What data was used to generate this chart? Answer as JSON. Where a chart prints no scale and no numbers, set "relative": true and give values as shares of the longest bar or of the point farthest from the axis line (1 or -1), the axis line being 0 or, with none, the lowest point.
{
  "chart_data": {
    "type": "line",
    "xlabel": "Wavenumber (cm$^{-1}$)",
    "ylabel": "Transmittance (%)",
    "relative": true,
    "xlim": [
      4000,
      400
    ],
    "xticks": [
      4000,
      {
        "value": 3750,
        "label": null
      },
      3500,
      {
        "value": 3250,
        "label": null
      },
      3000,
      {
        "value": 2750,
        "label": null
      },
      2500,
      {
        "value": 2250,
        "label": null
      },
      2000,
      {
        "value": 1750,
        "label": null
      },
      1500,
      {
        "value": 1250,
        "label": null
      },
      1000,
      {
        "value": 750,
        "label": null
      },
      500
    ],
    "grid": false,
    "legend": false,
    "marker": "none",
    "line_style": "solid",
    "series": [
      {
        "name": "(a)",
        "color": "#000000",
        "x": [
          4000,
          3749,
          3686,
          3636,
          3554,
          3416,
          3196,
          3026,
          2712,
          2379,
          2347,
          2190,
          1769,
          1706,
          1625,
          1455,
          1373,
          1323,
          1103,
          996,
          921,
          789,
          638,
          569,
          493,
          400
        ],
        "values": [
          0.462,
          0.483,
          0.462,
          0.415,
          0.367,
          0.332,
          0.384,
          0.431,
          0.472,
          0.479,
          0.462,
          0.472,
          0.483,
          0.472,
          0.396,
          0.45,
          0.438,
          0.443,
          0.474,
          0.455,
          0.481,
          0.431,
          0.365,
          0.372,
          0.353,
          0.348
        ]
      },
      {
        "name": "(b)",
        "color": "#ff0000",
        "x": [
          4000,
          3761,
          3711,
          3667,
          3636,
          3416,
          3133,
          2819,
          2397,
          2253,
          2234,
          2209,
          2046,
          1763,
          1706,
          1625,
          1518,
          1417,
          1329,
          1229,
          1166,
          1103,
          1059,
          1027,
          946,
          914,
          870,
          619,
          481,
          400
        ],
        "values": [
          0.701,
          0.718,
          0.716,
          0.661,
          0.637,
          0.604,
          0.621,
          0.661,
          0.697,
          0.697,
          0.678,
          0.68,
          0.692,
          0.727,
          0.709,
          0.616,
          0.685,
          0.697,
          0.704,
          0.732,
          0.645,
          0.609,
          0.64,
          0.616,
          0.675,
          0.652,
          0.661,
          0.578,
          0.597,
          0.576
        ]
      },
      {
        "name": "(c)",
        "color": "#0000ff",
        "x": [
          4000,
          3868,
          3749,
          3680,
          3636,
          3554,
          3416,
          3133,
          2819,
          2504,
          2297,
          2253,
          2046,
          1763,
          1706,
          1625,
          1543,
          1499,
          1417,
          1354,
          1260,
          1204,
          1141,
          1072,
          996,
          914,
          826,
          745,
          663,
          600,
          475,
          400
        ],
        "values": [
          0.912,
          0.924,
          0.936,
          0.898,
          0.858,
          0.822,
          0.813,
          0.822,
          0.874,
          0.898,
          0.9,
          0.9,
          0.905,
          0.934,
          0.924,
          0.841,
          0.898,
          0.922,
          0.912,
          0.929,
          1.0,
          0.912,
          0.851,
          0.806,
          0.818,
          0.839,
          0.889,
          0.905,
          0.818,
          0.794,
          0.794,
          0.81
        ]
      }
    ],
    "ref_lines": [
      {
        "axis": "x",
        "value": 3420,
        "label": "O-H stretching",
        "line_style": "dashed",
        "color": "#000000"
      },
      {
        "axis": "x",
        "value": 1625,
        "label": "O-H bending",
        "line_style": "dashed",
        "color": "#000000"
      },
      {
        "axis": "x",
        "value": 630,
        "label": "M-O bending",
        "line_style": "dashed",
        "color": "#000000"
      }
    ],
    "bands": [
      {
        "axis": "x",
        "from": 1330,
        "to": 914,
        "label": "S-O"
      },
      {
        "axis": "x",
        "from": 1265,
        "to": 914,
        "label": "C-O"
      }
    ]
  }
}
-*-*-
▶ [Exercise brief]
Within the data above, count the lines that contain the string "relative"; the reply is the number alone.

▶ [Result]
2